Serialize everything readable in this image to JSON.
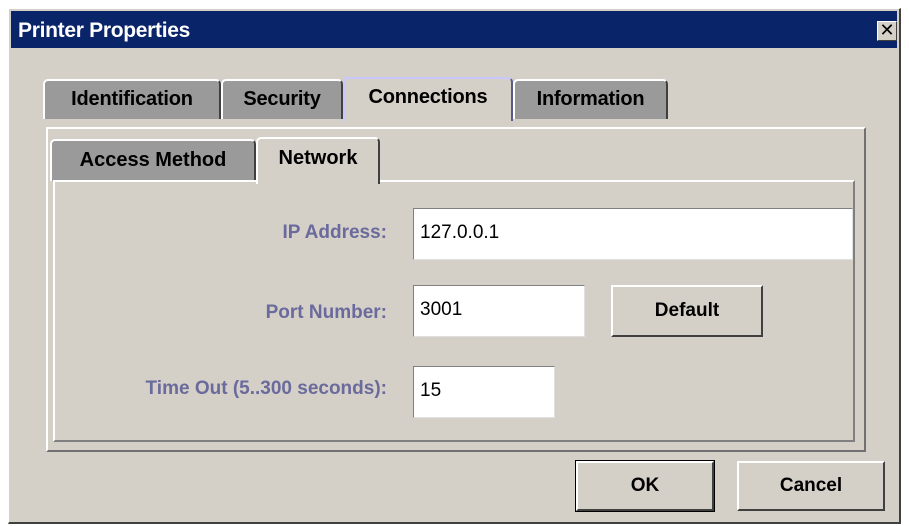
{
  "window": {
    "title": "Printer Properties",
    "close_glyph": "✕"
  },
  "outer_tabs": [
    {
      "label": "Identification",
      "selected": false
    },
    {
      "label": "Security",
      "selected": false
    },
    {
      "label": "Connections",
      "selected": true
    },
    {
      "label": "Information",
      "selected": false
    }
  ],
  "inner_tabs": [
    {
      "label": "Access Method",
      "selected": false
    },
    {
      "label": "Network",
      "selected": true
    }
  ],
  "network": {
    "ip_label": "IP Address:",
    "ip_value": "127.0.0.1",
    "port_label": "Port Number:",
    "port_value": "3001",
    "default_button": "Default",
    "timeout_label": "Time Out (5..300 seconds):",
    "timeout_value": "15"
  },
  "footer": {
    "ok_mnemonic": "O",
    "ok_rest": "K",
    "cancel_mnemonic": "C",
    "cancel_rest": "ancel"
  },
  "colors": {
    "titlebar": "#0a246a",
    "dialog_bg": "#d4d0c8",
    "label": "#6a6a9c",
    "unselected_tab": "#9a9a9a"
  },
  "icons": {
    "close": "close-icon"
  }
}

━━━

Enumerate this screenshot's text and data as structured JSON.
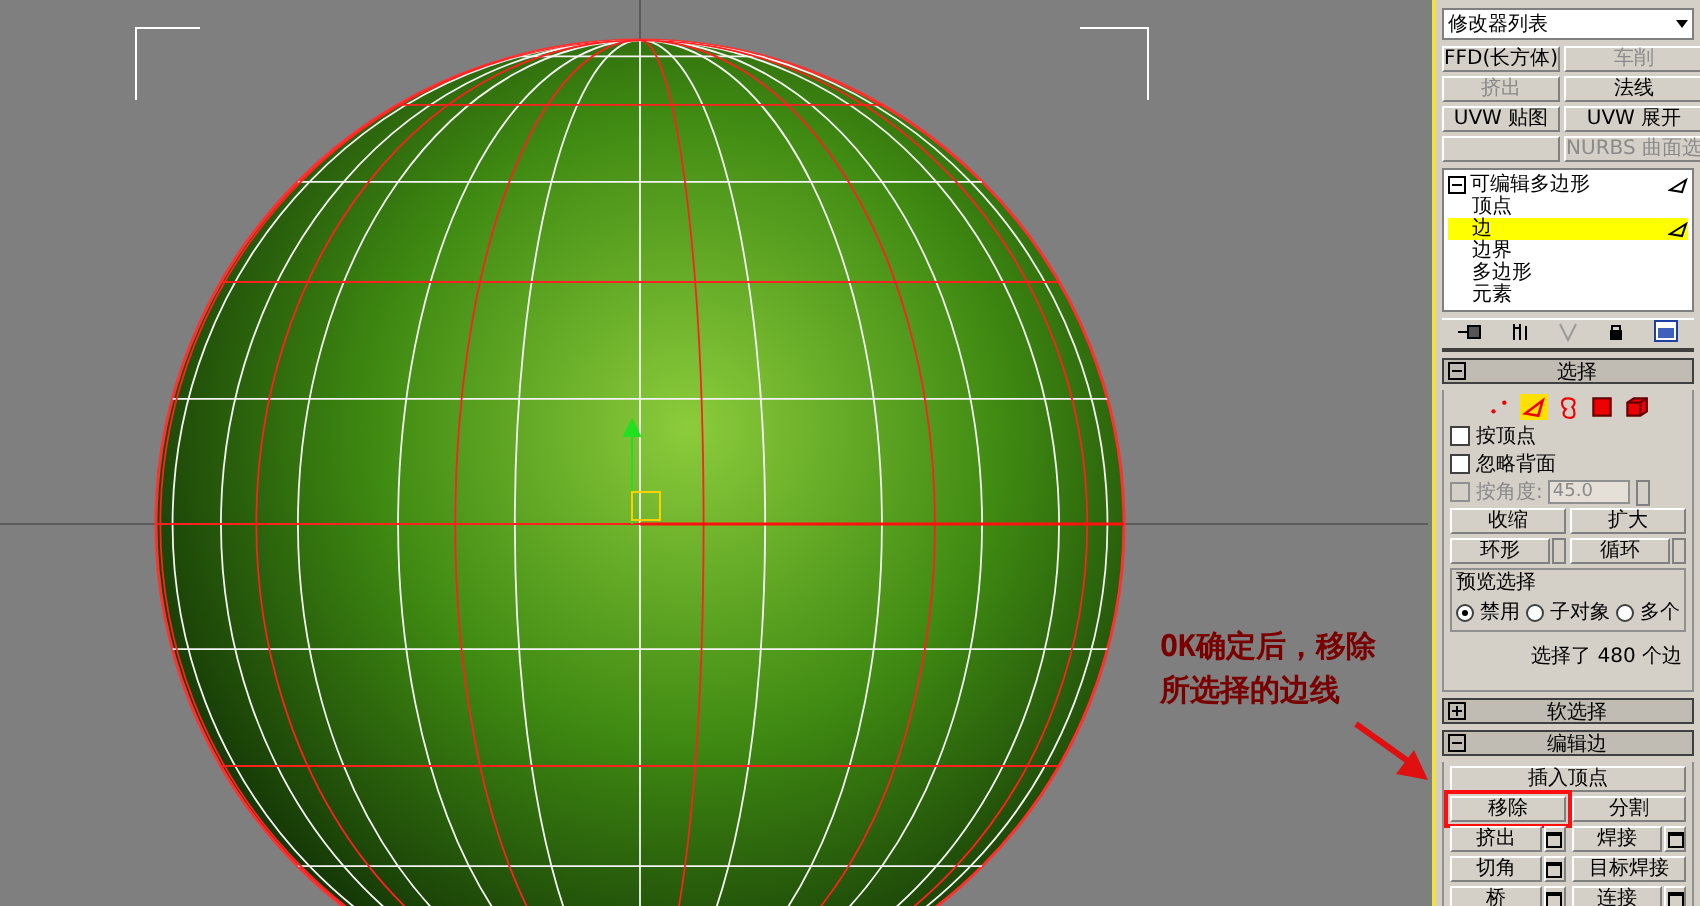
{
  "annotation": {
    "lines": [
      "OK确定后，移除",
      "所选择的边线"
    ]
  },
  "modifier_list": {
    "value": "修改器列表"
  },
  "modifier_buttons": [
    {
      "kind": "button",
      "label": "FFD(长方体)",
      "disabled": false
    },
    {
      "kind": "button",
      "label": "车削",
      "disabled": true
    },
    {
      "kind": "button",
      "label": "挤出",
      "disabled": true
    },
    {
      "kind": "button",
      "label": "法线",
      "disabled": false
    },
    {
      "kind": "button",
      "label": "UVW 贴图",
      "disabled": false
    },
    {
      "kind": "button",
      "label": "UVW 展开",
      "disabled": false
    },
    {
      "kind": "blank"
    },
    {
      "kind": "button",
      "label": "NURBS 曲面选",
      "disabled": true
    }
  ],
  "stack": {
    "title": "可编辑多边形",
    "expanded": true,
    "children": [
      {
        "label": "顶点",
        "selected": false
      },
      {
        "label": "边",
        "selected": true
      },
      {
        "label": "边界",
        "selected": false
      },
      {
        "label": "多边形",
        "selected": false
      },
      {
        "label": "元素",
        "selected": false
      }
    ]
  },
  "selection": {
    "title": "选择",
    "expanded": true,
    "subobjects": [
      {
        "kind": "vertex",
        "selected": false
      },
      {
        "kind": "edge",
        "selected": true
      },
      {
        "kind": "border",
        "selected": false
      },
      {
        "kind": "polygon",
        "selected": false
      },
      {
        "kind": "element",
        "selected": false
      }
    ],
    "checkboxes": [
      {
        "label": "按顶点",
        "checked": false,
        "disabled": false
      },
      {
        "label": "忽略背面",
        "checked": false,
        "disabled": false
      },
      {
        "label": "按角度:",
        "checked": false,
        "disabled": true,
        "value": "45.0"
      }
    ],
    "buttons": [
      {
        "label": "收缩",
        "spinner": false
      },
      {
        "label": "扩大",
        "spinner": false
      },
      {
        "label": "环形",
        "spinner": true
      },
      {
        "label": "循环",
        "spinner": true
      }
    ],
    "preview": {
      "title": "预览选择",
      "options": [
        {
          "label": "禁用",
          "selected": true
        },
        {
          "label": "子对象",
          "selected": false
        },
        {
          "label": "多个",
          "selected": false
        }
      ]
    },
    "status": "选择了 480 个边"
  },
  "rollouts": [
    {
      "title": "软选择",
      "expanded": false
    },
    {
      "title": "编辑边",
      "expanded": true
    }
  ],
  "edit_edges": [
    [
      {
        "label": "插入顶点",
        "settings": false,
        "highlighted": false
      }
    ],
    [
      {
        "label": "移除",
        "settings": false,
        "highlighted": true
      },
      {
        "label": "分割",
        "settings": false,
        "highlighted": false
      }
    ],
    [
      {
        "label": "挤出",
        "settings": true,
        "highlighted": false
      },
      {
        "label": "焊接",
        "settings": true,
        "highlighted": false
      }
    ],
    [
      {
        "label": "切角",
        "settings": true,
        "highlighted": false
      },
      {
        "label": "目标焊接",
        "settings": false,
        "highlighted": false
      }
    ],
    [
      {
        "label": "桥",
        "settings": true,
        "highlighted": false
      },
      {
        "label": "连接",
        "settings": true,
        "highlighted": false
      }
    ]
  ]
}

━━━

§ Exercise: Looking at the data above, show all lines where the word "this" occurs.

§ Answer in full:
Serialize everything readable in this image to JSON.
Enumerate this screenshot's text and data as structured JSON.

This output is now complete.